* _What you should do_
Copy out every line in the entries below that includes "Quote".

** Start Data shown **

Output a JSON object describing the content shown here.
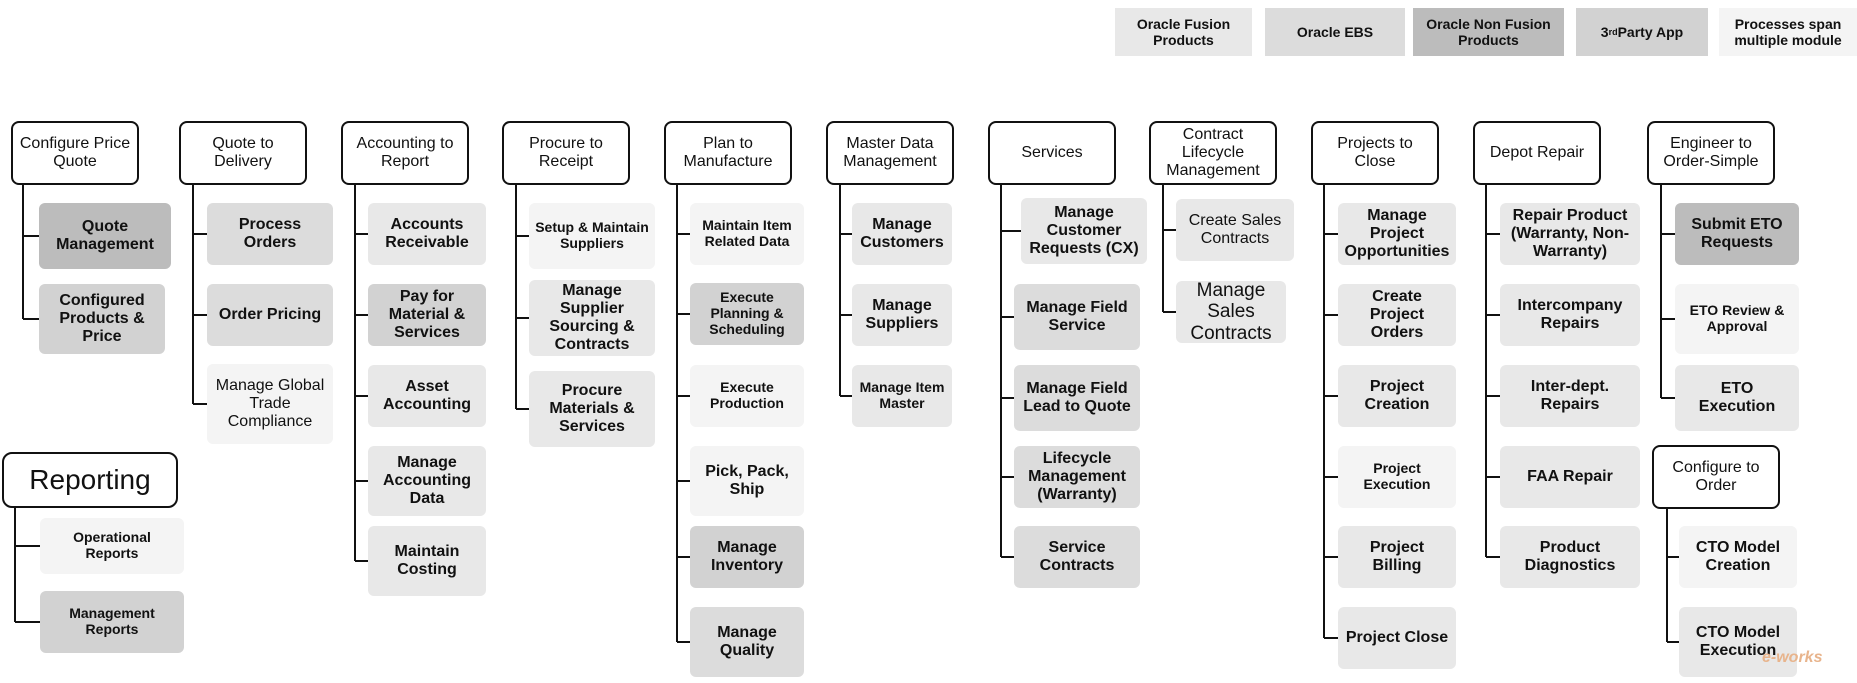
{
  "legend": [
    {
      "label": "Oracle Fusion Products",
      "color": "#e8e8e8"
    },
    {
      "label": "Oracle EBS",
      "color": "#dcdcdc"
    },
    {
      "label": "Oracle Non Fusion Products",
      "color": "#bcbcbc"
    },
    {
      "label": "3rd Party App",
      "color": "#d2d2d2"
    },
    {
      "label": "Processes span multiple module",
      "color": "#f4f4f4"
    }
  ],
  "colors": {
    "fusion": "#e8e8e8",
    "ebs": "#dcdcdc",
    "nonfusion": "#bcbcbc",
    "thirdparty": "#d2d2d2",
    "multi": "#f4f4f4"
  },
  "groups": [
    {
      "title": "Configure Price Quote",
      "items": [
        "Quote Management",
        "Configured Products & Price"
      ]
    },
    {
      "title": "Quote to Delivery",
      "items": [
        "Process Orders",
        "Order Pricing",
        "Manage Global Trade Compliance"
      ]
    },
    {
      "title": "Accounting to Report",
      "items": [
        "Accounts Receivable",
        "Pay for Material & Services",
        "Asset Accounting",
        "Manage Accounting Data",
        "Maintain Costing"
      ]
    },
    {
      "title": "Procure to Receipt",
      "items": [
        "Setup & Maintain Suppliers",
        "Manage Supplier Sourcing & Contracts",
        "Procure Materials & Services"
      ]
    },
    {
      "title": "Plan to Manufacture",
      "items": [
        "Maintain Item Related Data",
        "Execute Planning & Scheduling",
        "Execute Production",
        "Pick, Pack, Ship",
        "Manage Inventory",
        "Manage Quality"
      ]
    },
    {
      "title": "Master Data Management",
      "items": [
        "Manage Customers",
        "Manage Suppliers",
        "Manage Item Master"
      ]
    },
    {
      "title": "Services",
      "items": [
        "Manage Customer Requests (CX)",
        "Manage Field Service",
        "Manage Field Lead to Quote",
        "Lifecycle Management (Warranty)",
        "Service Contracts"
      ]
    },
    {
      "title": "Contract Lifecycle Management",
      "items": [
        "Create Sales Contracts",
        "Manage Sales Contracts"
      ]
    },
    {
      "title": "Projects to Close",
      "items": [
        "Manage Project Opportunities",
        "Create Project Orders",
        "Project Creation",
        "Project Execution",
        "Project Billing",
        "Project Close"
      ]
    },
    {
      "title": "Depot Repair",
      "items": [
        "Repair Product (Warranty, Non-Warranty)",
        "Intercompany Repairs",
        "Inter-dept. Repairs",
        "FAA Repair",
        "Product Diagnostics"
      ]
    },
    {
      "title": "Engineer to Order-Simple",
      "items": [
        "Submit ETO Requests",
        "ETO Review & Approval",
        "ETO Execution"
      ]
    },
    {
      "title": "Configure to Order",
      "items": [
        "CTO Model Creation",
        "CTO Model Execution"
      ]
    },
    {
      "title": "Reporting",
      "items": [
        "Operational Reports",
        "Management Reports"
      ]
    }
  ],
  "watermark": "e-works"
}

** End Data shown **

* _Correct response_
      "title": "Configure Price Quote",
        "Quote Management",
      "title": "Quote to Delivery",
        "Manage Field Lead to Quote",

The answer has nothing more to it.